◆ **What is being asked**:
Each line that holds the word "ffffff" should be returned.

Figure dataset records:
┏━━
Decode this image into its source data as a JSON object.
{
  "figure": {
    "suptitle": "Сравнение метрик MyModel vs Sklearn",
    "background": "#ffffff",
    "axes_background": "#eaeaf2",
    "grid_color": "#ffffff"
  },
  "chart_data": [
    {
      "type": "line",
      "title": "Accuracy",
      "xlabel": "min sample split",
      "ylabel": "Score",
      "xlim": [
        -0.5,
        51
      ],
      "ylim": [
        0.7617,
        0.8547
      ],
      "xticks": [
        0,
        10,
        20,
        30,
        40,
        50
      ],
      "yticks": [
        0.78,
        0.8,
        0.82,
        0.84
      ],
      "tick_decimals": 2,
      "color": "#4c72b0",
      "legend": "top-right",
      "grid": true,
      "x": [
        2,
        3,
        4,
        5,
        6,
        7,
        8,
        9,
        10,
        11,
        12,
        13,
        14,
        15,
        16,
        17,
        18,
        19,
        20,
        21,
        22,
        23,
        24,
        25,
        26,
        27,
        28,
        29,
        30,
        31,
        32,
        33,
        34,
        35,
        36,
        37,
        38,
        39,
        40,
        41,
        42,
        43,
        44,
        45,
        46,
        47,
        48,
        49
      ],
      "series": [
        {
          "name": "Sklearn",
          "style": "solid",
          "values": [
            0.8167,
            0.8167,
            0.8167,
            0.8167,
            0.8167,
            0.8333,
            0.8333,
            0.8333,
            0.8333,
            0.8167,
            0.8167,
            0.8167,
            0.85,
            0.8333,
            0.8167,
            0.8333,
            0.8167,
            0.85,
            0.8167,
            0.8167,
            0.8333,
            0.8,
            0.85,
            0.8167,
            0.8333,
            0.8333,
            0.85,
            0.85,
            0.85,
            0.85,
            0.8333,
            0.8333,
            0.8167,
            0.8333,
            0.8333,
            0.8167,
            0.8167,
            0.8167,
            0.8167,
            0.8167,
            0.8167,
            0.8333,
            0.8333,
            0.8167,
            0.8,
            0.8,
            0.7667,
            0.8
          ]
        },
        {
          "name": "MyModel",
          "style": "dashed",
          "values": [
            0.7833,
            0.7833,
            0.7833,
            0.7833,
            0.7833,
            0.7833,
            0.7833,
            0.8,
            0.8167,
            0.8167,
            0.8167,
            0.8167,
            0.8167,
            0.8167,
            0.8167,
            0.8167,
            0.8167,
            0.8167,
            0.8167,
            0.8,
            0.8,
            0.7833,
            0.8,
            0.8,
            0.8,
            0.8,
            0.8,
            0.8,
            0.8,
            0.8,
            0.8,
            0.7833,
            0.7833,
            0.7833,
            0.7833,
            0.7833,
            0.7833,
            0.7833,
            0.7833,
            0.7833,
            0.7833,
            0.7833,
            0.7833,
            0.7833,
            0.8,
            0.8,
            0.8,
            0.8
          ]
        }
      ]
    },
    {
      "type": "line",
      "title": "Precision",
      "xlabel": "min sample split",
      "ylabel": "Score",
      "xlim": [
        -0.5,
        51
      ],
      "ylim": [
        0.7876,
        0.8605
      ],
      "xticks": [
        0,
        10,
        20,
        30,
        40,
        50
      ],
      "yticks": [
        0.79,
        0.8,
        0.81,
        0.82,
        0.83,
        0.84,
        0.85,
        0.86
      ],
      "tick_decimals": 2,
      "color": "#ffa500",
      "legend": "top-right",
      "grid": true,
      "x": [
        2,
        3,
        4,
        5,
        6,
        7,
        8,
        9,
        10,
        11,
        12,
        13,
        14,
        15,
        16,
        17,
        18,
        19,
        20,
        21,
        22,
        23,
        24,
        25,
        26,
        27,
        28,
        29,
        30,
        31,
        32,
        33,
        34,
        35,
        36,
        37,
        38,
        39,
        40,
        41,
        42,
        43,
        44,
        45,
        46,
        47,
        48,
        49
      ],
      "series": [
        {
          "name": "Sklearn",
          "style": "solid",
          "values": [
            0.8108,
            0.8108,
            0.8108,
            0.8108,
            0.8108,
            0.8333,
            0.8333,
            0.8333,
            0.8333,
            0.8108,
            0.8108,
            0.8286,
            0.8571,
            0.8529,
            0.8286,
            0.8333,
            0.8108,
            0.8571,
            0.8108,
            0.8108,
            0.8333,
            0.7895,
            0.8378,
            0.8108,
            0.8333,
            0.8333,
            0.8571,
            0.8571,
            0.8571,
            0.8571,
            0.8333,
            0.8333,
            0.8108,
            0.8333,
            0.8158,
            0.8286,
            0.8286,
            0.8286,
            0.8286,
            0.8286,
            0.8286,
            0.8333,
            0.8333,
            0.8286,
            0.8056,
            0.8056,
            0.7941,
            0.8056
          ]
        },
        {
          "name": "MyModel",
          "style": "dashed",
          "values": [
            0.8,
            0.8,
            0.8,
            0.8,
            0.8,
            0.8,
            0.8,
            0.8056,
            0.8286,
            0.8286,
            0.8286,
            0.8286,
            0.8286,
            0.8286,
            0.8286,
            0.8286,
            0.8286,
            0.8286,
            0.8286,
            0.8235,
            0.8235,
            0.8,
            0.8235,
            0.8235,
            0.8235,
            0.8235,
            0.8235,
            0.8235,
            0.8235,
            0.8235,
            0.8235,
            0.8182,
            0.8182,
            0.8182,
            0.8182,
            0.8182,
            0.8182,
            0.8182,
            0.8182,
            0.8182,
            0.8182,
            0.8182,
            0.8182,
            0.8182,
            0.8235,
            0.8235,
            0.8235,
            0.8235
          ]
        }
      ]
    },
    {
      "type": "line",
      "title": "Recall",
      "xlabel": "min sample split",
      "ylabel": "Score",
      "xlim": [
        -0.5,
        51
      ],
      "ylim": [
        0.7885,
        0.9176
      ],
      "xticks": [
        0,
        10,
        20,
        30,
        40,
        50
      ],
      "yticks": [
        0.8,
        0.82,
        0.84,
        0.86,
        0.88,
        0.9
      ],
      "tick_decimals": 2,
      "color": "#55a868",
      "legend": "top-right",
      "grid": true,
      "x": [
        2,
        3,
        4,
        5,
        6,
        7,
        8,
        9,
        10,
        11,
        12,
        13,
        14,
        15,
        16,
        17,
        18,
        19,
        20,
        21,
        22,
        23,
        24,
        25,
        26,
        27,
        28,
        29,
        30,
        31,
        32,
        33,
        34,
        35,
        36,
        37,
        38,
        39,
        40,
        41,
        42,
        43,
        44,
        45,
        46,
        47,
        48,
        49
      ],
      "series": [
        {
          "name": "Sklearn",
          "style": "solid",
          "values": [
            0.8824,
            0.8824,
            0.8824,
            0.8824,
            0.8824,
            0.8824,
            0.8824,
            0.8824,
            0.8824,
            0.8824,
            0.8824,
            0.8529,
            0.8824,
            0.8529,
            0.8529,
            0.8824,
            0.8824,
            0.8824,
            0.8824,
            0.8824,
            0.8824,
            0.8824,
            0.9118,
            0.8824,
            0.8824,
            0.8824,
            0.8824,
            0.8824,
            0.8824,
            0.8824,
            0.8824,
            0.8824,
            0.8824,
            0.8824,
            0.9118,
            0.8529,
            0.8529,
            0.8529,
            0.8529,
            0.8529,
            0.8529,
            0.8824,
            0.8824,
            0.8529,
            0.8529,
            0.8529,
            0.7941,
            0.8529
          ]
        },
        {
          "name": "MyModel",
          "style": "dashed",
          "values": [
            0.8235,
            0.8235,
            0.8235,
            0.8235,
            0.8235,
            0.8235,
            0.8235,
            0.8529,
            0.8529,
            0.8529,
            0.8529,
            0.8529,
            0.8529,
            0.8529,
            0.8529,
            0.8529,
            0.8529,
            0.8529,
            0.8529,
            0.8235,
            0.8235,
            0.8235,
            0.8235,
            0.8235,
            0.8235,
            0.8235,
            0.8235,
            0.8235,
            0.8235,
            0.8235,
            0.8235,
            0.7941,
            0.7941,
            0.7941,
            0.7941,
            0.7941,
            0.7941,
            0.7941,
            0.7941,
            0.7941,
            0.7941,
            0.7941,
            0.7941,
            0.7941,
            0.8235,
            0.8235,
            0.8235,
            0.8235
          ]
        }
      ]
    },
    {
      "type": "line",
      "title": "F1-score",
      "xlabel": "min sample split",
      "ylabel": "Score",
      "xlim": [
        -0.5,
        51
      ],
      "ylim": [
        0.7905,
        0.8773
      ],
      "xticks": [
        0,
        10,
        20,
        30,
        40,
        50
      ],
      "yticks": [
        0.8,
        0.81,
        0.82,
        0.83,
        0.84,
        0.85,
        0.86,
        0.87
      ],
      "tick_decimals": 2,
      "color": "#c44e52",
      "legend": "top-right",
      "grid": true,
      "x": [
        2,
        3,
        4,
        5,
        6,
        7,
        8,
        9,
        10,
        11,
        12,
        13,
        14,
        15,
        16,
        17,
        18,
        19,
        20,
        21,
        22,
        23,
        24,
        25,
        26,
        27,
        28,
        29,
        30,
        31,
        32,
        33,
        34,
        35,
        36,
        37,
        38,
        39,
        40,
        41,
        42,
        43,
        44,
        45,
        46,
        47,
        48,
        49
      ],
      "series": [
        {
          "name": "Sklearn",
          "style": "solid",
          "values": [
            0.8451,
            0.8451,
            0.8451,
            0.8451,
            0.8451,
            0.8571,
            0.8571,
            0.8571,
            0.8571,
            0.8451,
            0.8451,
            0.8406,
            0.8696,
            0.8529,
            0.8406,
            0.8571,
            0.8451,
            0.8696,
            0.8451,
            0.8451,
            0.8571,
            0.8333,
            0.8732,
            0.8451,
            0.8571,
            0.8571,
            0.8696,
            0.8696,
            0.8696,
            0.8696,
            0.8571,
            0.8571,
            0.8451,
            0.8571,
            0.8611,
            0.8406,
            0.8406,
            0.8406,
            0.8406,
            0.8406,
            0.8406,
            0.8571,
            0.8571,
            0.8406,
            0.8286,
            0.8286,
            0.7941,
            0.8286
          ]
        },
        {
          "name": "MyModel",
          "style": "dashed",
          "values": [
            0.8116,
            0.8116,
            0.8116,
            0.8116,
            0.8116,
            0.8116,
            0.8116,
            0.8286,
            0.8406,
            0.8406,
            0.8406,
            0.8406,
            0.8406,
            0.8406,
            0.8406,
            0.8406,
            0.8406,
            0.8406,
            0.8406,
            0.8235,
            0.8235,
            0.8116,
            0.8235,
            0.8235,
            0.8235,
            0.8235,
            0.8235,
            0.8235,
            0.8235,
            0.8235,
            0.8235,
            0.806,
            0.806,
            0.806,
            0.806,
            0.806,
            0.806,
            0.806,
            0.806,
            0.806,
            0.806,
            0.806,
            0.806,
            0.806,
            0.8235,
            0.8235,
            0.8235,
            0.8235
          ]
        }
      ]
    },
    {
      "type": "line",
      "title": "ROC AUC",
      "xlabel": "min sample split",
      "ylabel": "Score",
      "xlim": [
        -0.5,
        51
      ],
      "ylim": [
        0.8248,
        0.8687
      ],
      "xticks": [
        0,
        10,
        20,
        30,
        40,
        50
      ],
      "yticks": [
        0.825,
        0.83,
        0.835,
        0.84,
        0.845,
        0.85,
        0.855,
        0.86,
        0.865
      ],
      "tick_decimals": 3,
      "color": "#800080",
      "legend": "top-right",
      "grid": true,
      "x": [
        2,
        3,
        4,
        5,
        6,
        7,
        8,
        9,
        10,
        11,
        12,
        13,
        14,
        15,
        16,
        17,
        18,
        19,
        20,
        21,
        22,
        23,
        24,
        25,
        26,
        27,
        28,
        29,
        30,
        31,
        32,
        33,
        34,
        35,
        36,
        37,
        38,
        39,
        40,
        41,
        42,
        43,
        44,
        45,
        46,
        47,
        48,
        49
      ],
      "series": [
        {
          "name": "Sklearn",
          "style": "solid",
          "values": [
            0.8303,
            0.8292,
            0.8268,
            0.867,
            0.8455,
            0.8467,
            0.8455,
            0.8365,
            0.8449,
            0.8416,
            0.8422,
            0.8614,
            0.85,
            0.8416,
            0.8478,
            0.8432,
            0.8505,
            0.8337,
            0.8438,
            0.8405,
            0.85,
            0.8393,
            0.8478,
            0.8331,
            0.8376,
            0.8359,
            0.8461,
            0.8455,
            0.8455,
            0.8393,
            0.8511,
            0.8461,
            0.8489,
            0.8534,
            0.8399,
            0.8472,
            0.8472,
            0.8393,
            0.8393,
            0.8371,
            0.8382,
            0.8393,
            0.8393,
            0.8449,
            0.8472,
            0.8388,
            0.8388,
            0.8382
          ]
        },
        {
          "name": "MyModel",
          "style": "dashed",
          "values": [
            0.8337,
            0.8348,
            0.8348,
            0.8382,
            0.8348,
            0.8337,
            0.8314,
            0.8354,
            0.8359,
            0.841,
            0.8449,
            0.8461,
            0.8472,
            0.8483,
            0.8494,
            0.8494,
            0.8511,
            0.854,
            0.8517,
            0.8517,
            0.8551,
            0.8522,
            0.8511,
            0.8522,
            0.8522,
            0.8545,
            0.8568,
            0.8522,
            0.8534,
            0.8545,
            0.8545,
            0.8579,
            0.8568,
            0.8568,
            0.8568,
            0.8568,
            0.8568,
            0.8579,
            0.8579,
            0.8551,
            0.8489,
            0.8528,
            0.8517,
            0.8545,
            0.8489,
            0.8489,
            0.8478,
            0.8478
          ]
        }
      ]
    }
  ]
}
┗━━
◆ **Answer for this exercise**:
    "background": "#ffffff",
    "grid_color": "#ffffff"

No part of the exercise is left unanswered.